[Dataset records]
_ _ _ _ _ _ _

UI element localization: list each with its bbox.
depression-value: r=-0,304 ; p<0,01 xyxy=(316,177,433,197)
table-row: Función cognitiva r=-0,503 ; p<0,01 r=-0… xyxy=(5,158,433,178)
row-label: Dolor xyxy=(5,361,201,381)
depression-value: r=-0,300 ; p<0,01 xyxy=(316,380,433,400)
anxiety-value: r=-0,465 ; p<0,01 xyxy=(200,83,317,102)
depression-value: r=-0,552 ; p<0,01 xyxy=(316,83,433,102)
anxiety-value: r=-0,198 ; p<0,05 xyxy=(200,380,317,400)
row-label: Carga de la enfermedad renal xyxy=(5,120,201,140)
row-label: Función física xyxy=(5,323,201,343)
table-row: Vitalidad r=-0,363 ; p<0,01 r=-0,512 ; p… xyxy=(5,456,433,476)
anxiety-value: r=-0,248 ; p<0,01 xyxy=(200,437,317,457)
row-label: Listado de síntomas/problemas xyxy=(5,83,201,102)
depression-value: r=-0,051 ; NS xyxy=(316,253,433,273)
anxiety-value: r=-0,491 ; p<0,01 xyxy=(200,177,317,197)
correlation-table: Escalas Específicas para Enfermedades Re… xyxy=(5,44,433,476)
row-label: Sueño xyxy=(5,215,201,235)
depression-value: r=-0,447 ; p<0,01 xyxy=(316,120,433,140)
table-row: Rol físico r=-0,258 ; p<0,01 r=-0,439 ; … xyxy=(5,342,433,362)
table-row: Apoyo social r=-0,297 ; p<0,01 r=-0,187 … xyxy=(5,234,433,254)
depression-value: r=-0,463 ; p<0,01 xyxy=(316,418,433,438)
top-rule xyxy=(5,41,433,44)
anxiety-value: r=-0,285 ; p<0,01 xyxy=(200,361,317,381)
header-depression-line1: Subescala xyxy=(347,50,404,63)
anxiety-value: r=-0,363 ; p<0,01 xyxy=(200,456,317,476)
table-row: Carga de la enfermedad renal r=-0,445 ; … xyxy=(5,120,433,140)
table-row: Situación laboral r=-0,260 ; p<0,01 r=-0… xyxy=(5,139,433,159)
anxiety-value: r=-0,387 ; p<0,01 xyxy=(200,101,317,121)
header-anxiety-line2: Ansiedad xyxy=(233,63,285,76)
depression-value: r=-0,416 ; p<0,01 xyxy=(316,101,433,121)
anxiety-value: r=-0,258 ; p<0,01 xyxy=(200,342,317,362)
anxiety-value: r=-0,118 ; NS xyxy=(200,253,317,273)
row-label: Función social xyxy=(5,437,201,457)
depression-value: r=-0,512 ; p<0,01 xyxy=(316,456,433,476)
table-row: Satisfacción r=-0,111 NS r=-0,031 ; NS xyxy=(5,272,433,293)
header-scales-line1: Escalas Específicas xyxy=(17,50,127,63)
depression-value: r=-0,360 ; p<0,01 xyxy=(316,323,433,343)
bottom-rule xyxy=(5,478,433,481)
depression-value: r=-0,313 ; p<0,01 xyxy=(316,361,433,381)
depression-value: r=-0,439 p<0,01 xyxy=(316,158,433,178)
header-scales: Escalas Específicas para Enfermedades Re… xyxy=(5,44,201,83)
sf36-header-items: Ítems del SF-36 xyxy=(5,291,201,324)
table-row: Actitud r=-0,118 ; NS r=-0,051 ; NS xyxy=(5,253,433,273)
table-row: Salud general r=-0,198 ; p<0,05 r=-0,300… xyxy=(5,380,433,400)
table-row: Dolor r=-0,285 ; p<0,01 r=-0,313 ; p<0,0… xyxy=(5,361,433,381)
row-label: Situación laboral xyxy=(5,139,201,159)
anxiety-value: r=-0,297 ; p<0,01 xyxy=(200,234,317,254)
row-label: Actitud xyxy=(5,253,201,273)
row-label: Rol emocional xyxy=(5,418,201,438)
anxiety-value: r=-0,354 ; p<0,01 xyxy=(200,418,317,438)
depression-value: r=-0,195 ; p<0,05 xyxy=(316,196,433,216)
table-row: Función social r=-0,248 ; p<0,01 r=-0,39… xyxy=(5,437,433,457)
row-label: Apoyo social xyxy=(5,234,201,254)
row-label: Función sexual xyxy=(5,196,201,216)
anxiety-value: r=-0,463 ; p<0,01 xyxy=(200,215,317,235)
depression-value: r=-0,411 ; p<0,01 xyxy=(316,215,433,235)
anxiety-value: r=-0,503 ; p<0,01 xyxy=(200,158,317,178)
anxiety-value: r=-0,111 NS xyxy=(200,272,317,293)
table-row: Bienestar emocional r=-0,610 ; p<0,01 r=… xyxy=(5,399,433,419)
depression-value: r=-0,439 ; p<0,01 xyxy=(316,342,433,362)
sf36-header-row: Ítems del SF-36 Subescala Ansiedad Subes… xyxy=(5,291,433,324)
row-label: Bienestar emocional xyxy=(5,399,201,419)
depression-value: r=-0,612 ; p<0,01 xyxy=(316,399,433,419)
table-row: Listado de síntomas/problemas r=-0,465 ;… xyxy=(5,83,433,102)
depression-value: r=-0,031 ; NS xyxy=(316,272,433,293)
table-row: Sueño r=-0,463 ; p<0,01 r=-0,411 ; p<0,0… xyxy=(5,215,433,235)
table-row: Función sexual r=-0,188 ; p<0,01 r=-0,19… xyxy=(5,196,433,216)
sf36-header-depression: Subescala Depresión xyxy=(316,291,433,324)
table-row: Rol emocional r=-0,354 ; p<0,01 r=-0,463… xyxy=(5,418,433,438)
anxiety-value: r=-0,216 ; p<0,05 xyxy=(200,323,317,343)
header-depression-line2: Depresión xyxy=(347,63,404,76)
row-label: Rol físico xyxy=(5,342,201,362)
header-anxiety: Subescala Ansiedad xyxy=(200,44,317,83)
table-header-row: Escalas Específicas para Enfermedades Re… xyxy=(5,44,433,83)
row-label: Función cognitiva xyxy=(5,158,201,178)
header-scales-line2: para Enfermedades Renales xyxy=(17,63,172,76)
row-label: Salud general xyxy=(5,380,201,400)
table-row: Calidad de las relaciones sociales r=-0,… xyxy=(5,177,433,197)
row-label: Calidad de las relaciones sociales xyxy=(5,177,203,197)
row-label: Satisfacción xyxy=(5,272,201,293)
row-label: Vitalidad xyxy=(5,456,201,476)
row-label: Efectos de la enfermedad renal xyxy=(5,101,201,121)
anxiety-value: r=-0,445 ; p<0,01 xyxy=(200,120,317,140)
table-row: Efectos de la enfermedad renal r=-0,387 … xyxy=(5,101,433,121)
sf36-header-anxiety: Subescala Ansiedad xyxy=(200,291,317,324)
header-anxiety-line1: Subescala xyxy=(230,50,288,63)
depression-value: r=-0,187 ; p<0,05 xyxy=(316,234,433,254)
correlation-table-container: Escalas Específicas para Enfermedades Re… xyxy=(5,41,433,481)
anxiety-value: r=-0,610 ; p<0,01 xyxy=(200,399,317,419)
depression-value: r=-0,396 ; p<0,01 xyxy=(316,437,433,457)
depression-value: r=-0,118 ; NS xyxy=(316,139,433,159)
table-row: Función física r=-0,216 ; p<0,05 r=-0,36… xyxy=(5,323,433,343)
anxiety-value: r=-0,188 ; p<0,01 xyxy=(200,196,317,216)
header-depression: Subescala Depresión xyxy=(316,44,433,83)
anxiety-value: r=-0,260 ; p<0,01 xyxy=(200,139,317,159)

_ _ _ _ _ _ _

PROBLEM DETAILS: Rewrite every line of the listing above as a Markdown table with two columns, Row and Line, numbering the rows and leaving out blank lines.

FULL OUTPUT:
| Row | Line |
|---|---|
| 1 | UI element localization: list each with its bbox. |
| 2 | depression-value: r=-0,304 ; p<0,01 xyxy=(316,177,433,197) |
| 3 | table-row: Función cognitiva r=-0,503 ; p<0,01 r=-0… xyxy=(5,158,433,178) |
| 4 | row-label: Dolor xyxy=(5,361,201,381) |
| 5 | depression-value: r=-0,300 ; p<0,01 xyxy=(316,380,433,400) |
| 6 | anxiety-value: r=-0,465 ; p<0,01 xyxy=(200,83,317,102) |
| 7 | depression-value: r=-0,552 ; p<0,01 xyxy=(316,83,433,102) |
| 8 | anxiety-value: r=-0,198 ; p<0,05 xyxy=(200,380,317,400) |
| 9 | row-label: Carga de la enfermedad renal xyxy=(5,120,201,140) |
| 10 | row-label: Función física xyxy=(5,323,201,343) |
| 11 | table-row: Vitalidad r=-0,363 ; p<0,01 r=-0,512 ; p… xyxy=(5,456,433,476) |
| 12 | anxiety-value: r=-0,248 ; p<0,01 xyxy=(200,437,317,457) |
| 13 | row-label: Listado de síntomas/problemas xyxy=(5,83,201,102) |
| 14 | depression-value: r=-0,051 ; NS xyxy=(316,253,433,273) |
| 15 | anxiety-value: r=-0,491 ; p<0,01 xyxy=(200,177,317,197) |
| 16 | correlation-table: Escalas Específicas para Enfermedades Re… xyxy=(5,44,433,476) |
| 17 | row-label: Sueño xyxy=(5,215,201,235) |
| 18 | depression-value: r=-0,447 ; p<0,01 xyxy=(316,120,433,140) |
| 19 | table-row: Rol físico r=-0,258 ; p<0,01 r=-0,439 ; … xyxy=(5,342,433,362) |
| 20 | table-row: Apoyo social r=-0,297 ; p<0,01 r=-0,187 … xyxy=(5,234,433,254) |
| 21 | depression-value: r=-0,463 ; p<0,01 xyxy=(316,418,433,438) |
| 22 | top-rule xyxy=(5,41,433,44) |
| 23 | anxiety-value: r=-0,285 ; p<0,01 xyxy=(200,361,317,381) |
| 24 | header-depression-line1: Subescala xyxy=(347,50,404,63) |
| 25 | anxiety-value: r=-0,363 ; p<0,01 xyxy=(200,456,317,476) |
| 26 | table-row: Carga de la enfermedad renal r=-0,445 ; … xyxy=(5,120,433,140) |
| 27 | table-row: Situación laboral r=-0,260 ; p<0,01 r=-0… xyxy=(5,139,433,159) |
| 28 | anxiety-value: r=-0,387 ; p<0,01 xyxy=(200,101,317,121) |
| 29 | header-anxiety-line2: Ansiedad xyxy=(233,63,285,76) |
| 30 | depression-value: r=-0,416 ; p<0,01 xyxy=(316,101,433,121) |
| 31 | anxiety-value: r=-0,258 ; p<0,01 xyxy=(200,342,317,362) |
| 32 | anxiety-value: r=-0,118 ; NS xyxy=(200,253,317,273) |
| 33 | row-label: Función social xyxy=(5,437,201,457) |
| 34 | depression-value: r=-0,512 ; p<0,01 xyxy=(316,456,433,476) |
| 35 | table-row: Satisfacción r=-0,111 NS r=-0,031 ; NS xyxy=(5,272,433,293) |
| 36 | header-scales-line1: Escalas Específicas xyxy=(17,50,127,63) |
| 37 | depression-value: r=-0,360 ; p<0,01 xyxy=(316,323,433,343) |
| 38 | bottom-rule xyxy=(5,478,433,481) |
| 39 | depression-value: r=-0,313 ; p<0,01 xyxy=(316,361,433,381) |
| 40 | depression-value: r=-0,439 p<0,01 xyxy=(316,158,433,178) |
| 41 | header-scales: Escalas Específicas para Enfermedades Re… xyxy=(5,44,201,83) |
| 42 | sf36-header-items: Ítems del SF-36 xyxy=(5,291,201,324) |
| 43 | table-row: Actitud r=-0,118 ; NS r=-0,051 ; NS xyxy=(5,253,433,273) |
| 44 | table-row: Salud general r=-0,198 ; p<0,05 r=-0,300… xyxy=(5,380,433,400) |
| 45 | table-row: Dolor r=-0,285 ; p<0,01 r=-0,313 ; p<0,0… xyxy=(5,361,433,381) |
| 46 | row-label: Situación laboral xyxy=(5,139,201,159) |
| 47 | anxiety-value: r=-0,297 ; p<0,01 xyxy=(200,234,317,254) |
| 48 | row-label: Actitud xyxy=(5,253,201,273) |
| 49 | row-label: Rol emocional xyxy=(5,418,201,438) |
| 50 | anxiety-value: r=-0,354 ; p<0,01 xyxy=(200,418,317,438) |
| 51 | depression-value: r=-0,195 ; p<0,05 xyxy=(316,196,433,216) |
| 52 | table-row: Función social r=-0,248 ; p<0,01 r=-0,39… xyxy=(5,437,433,457) |
| 53 | row-label: Apoyo social xyxy=(5,234,201,254) |
| 54 | row-label: Función sexual xyxy=(5,196,201,216) |
| 55 | anxiety-value: r=-0,463 ; p<0,01 xyxy=(200,215,317,235) |
| 56 | depression-value: r=-0,411 ; p<0,01 xyxy=(316,215,433,235) |
| 57 | anxiety-value: r=-0,503 ; p<0,01 xyxy=(200,158,317,178) |
| 58 | anxiety-value: r=-0,111 NS xyxy=(200,272,317,293) |
| 59 | table-row: Bienestar emocional r=-0,610 ; p<0,01 r=… xyxy=(5,399,433,419) |
| 60 | depression-value: r=-0,439 ; p<0,01 xyxy=(316,342,433,362) |
| 61 | sf36-header-row: Ítems del SF-36 Subescala Ansiedad Subes… xyxy=(5,291,433,324) |
| 62 | row-label: Bienestar emocional xyxy=(5,399,201,419) |
| 63 | depression-value: r=-0,612 ; p<0,01 xyxy=(316,399,433,419) |
| 64 | table-row: Listado de síntomas/problemas r=-0,465 ;… xyxy=(5,83,433,102) |
| 65 | depression-value: r=-0,031 ; NS xyxy=(316,272,433,293) |
| 66 | table-row: Sueño r=-0,463 ; p<0,01 r=-0,411 ; p<0,0… xyxy=(5,215,433,235) |
| 67 | table-row: Función sexual r=-0,188 ; p<0,01 r=-0,19… xyxy=(5,196,433,216) |
| 68 | sf36-header-depression: Subescala Depresión xyxy=(316,291,433,324) |
| 69 | table-row: Rol emocional r=-0,354 ; p<0,01 r=-0,463… xyxy=(5,418,433,438) |
| 70 | anxiety-value: r=-0,216 ; p<0,05 xyxy=(200,323,317,343) |
| 71 | header-depression-line2: Depresión xyxy=(347,63,404,76) |
| 72 | row-label: Rol físico xyxy=(5,342,201,362) |
| 73 | header-anxiety: Subescala Ansiedad xyxy=(200,44,317,83) |
| 74 | table-header-row: Escalas Específicas para Enfermedades Re… xyxy=(5,44,433,83) |
| 75 | row-label: Función cognitiva xyxy=(5,158,201,178) |
| 76 | header-scales-line2: para Enfermedades Renales xyxy=(17,63,172,76) |
| 77 | row-label: Salud general xyxy=(5,380,201,400) |
| 78 | table-row: Calidad de las relaciones sociales r=-0,… xyxy=(5,177,433,197) |
| 79 | row-label: Calidad de las relaciones sociales xyxy=(5,177,203,197) |
| 80 | row-label: Satisfacción xyxy=(5,272,201,293) |
| 81 | row-label: Vitalidad xyxy=(5,456,201,476) |
| 82 | row-label: Efectos de la enfermedad renal xyxy=(5,101,201,121) |
| 83 | anxiety-value: r=-0,445 ; p<0,01 xyxy=(200,120,317,140) |
| 84 | table-row: Efectos de la enfermedad renal r=-0,387 … xyxy=(5,101,433,121) |
| 85 | sf36-header-anxiety: Subescala Ansiedad xyxy=(200,291,317,324) |
| 86 | header-anxiety-line1: Subescala xyxy=(230,50,288,63) |
| 87 | depression-value: r=-0,187 ; p<0,05 xyxy=(316,234,433,254) |
| 88 | correlation-table-container: Escalas Específicas para Enfermedades Re… xyxy=(5,41,433,481) |
| 89 | anxiety-value: r=-0,610 ; p<0,01 xyxy=(200,399,317,419) |
| 90 | depression-value: r=-0,396 ; p<0,01 xyxy=(316,437,433,457) |
| 91 | depression-value: r=-0,118 ; NS xyxy=(316,139,433,159) |
| 92 | table-row: Función física r=-0,216 ; p<0,05 r=-0,36… xyxy=(5,323,433,343) |
| 93 | anxiety-value: r=-0,188 ; p<0,01 xyxy=(200,196,317,216) |
| 94 | header-depression: Subescala Depresión xyxy=(316,44,433,83) |
| 95 | anxiety-value: r=-0,260 ; p<0,01 xyxy=(200,139,317,159) |